[START SOURCE PASSAGE]
International Policy

The reality of RIL

Proceedings  were released last week for a workshop in Malaysia on reduced impact logging (RIL), which was organized by the USAID-backed Lowering Emissions in Asia’s Forests (LEAF) program and the Food and Agriculture Organization (FAO) back in May. Government officials from Indonesia, Fiji, Papua New Guinea, and Malaysia, along with university faculty and representatives from UN-REDD, USAID, and others discussed challenges and opportunities around RIL implementation in Asia, helping inform the drafting of policy briefs and a communications plan to promote increased adoption of RIL as a mechanism for improving forest management and emissions reductions.  

 

Project Development

California finds a forest funding fix?

Arizona’s White Mountain Apache tribe has  designated  100,000 of its 770,000 acres of pine forest to be included in the California scheme, hoping that income from forest carbon credits can help the tribe retire its debt and invest in economic development efforts. The credits are projected to be sold through an intermediary, and the first payments delivered late 2012 or early 2013.

 

Long Beach, California may also be looking to tap into California’s new carbon market, as its leaders grapple with another projected deficit in 2013 (covered by  Reuters  and  Press-Telegram). Long Beach Councilwoman Gerrie Schipske said on Tuesday that she plans to ask the city’s office of sustainability to review her proposal to enroll its 393,000-tree urban forest as an offset project. Income from credits would help defray the multimillion-dollar annual cost of tree trimming. To enter the carbon market, Long Beach would need to validate its tree inventory and meet other state criteria. Elsewhere in California, Santa Monica has already listed an urban forest offset project under the Climate Action Reserve (CAR).

 

FCO bullish on Code REDD

Virginia-based Forest Carbon Offsets (FCO) recently upped the volume on its support for forest carbon offsets as an outlet for corporate social responsibility. FCO  became a partner  in the Code REDD campaign, which seeks to match high-quality forest carbon offset projects with corporate buyers. FCO’s featured Code REDD project is the VCS/CCB-validated Bull Run REDD Project in Belize – the second VCS-validated project in Central America. In addition, FCO’s Jeff Waldon and Carl Gade published an  article  in Ethical Corporation last week that promotes forest carbon offsets as an area that can provide high returns on CSR investments through combined benefits in climate, biodiversity, and community.

 

Plan Vivo’s cup of tea

Project developers Conservation Carbon Company and Rainforest Rescue International recently  received  Plan Vivo validation for their Hiniduma Biolink Project in Sri Lanka – the first project in Asia to receive Plan Vivo validation. Aiming to create a biodiversity corridor between two rainforest patches in Galle District, the project works with smallholders, mainly tea farmers, in a reforestation programme using over 90 tree species. It has so far piloted systems over 11 ha and will scale up gradually over the project lifetime, aiming to eventually reforest and restore over 2,000 ha between World Heritage forest sites at Singharaja and Kanneliya. Further Plan Vivo validations are underway in India and Nepal.
[END SOURCE PASSAGE]
[START DATA EXCERPT]
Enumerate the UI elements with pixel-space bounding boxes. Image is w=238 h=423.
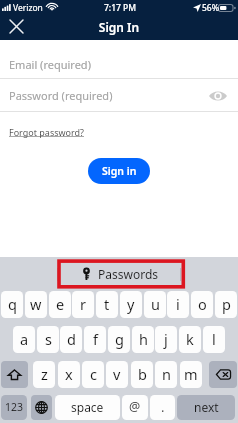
[END DATA EXCERPT]
■ SET PROBLEM A ■
Summarize the forest carbon news roundup in three sentences.
■ SET PROBLEM B ■
Resume the forest carbon news roundup, picking up after its last sentence.

■ EXERCISE OUTPUT A ■
Proceedings were released from a workshop in Malaysia on reduced impact logging, organized by LEAF and the FAO, where officials, academics and agency representatives discussed RIL implementation in Asia. The White Mountain Apache tribe has designated 100,000 acres of pine forest for inclusion in the California scheme, and a Long Beach councilwoman plans to propose enrolling the city's 393,000-tree urban forest as an offset project. Forest Carbon Offsets became a partner in the Code REDD campaign, and the Hiniduma Biolink Project in Sri Lanka became the first project in Asia to receive Plan Vivo validation.

■ EXERCISE OUTPUT B ■
National Strategy & Capacity

Seeking liberty in Liberia

In a new resolution, civil society groups and local communities hailing from nine counties in Liberia recently called on Liberia’s government to ensure that the country’s REDD program  –  currently still in the midst of readiness efforts  – will provide equitable benefits such as funding for community development, concerned that the promise of REDD funds could lure powerful elites at the expense of indigenous or rural people. In the background, Liberia is still reeling from a scandal involving UK-based Carbon Harvesting Corporation (CHC), which allegedly bribed Liberian officials to secure a 400,000-ha forest carbon contract. According to The Guardian, the contract – based on flawed emissions estimates – could have left Liberia liable to make up a difference of up to $2.2 billion had the forests failed to deliver the expected total of carbon credits, based on a minimum and very high target price of $13.5/tCO2.

 

 

Mozambique plays its own hand

A new CIFOR  study  finds Mozambique’s approach to REDD+ readiness efforts to be remarkably independent compared to those in other countries, largely thanks to its strong tradition of stakeholder consultation. Departing from norms, Mozambique’s government decided to draft its REDD+ strategy prior  to instead of after requesting support from the Forest Carbon Partnership Facility (FCPF). The government also contributed its own legwork without relying exclusively on outside consultants, and led large-scale consultations with both government and the public. The country’s more inclusive approach has ultimately helped it resist pressure from politically connected carbon-trading firms and other vested interests seeking control over the REDD+ process. Mozambique  has now moved on to implementing its REDD+ readiness preparation proposal, after receiving FCPF’s green light back in April.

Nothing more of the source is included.